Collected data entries

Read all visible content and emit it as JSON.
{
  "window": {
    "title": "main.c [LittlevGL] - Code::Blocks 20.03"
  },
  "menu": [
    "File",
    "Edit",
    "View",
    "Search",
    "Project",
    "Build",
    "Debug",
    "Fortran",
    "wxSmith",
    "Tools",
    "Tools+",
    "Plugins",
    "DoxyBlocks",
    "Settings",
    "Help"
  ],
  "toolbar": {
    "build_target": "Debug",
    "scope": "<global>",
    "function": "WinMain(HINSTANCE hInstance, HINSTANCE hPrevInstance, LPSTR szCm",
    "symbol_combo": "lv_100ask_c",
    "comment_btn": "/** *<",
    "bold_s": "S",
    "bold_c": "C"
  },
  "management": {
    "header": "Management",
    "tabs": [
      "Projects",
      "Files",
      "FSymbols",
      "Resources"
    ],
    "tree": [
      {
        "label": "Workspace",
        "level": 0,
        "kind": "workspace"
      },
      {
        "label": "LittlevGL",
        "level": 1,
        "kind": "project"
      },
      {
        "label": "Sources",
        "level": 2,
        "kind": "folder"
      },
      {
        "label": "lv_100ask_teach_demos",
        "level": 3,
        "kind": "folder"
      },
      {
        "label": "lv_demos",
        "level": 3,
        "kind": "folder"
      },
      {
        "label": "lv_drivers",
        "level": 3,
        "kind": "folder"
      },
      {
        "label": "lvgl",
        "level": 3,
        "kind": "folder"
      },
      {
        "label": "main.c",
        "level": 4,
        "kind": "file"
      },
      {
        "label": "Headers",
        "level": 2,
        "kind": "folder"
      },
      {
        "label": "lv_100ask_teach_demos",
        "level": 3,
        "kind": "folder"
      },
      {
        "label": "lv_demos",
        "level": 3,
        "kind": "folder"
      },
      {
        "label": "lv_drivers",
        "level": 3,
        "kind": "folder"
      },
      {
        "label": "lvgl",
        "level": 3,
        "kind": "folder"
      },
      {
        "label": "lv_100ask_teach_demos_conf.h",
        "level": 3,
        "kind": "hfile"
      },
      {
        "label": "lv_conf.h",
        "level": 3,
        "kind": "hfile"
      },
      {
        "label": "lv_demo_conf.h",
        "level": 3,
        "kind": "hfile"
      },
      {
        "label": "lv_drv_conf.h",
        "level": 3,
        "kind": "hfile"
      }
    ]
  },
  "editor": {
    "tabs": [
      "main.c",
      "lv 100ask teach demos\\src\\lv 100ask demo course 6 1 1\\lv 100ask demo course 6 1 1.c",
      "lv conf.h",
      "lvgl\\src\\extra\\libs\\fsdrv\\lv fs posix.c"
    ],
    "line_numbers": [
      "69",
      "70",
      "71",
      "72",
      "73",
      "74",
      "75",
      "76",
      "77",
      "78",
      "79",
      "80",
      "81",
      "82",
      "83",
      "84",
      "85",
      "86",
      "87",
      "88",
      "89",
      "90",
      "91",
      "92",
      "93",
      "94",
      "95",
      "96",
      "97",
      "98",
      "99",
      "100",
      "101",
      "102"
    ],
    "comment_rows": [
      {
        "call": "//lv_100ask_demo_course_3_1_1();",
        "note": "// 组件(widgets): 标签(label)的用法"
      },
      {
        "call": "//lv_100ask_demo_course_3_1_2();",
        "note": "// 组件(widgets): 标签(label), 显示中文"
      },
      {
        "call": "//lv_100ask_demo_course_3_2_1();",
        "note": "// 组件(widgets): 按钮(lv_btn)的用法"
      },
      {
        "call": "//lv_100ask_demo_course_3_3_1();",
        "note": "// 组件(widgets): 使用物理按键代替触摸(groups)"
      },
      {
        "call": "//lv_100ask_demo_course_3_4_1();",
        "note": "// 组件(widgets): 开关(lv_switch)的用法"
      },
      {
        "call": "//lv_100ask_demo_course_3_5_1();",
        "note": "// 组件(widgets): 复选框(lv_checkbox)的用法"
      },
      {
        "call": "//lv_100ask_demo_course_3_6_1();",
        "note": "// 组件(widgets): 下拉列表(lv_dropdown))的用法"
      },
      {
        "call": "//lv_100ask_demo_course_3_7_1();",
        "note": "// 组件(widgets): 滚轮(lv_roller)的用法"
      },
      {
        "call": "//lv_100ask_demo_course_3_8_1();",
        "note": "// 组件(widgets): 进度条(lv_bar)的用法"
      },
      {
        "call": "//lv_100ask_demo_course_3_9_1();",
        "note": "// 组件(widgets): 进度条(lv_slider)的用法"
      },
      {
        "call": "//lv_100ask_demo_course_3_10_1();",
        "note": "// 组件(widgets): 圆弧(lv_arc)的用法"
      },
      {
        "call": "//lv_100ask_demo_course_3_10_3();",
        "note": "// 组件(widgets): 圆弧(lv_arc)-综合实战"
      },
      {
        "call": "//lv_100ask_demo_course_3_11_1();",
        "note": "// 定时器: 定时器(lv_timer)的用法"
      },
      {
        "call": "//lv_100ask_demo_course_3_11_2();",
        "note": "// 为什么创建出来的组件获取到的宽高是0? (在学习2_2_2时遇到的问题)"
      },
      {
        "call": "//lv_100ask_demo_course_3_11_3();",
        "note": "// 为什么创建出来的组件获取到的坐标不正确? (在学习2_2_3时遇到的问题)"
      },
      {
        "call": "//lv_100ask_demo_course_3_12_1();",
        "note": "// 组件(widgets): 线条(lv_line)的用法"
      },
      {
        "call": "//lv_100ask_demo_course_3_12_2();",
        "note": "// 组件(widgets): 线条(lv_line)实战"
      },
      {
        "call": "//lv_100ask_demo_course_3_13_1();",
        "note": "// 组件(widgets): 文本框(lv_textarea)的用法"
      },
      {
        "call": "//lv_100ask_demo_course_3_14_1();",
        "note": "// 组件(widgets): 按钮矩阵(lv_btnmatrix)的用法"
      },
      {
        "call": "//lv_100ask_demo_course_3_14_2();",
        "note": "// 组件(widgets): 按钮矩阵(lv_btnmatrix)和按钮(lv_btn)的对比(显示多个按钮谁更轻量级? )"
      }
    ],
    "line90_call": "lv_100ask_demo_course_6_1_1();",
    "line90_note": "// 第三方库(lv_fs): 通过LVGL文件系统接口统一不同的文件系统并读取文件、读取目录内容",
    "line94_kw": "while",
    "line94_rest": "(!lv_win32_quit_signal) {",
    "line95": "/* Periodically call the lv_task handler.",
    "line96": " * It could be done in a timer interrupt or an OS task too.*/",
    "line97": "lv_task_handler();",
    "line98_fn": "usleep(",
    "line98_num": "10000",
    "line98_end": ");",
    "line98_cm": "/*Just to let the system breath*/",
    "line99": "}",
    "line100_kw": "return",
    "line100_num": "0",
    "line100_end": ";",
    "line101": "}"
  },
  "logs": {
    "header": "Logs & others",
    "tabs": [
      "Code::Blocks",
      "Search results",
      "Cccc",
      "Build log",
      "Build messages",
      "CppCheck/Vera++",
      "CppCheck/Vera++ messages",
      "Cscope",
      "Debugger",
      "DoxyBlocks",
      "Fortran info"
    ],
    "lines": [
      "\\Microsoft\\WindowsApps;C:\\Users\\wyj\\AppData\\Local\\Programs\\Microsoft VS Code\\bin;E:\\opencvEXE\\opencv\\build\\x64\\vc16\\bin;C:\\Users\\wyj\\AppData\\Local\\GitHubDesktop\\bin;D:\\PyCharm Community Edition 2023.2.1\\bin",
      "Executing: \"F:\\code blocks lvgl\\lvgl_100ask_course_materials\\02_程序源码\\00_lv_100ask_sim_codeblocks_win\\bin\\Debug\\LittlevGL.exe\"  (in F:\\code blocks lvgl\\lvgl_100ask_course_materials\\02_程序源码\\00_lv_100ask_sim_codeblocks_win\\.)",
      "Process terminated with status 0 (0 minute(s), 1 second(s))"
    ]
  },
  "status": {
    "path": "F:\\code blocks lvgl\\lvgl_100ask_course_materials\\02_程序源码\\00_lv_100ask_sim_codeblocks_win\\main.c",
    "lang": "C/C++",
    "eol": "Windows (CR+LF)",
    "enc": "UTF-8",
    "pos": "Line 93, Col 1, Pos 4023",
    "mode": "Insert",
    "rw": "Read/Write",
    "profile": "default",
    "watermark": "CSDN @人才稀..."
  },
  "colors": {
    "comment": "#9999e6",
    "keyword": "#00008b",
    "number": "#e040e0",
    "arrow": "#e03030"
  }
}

- [JOB] Report all lines of the data above that include the string "按钮矩阵".

- [ANSWER FOR THE TASK]
        "note": "// 组件(widgets): 按钮矩阵(lv_btnmatrix)的用法"
        "note": "// 组件(widgets): 按钮矩阵(lv_btnmatrix)和按钮(lv_btn)的对比(显示多个按钮谁更轻量级? )"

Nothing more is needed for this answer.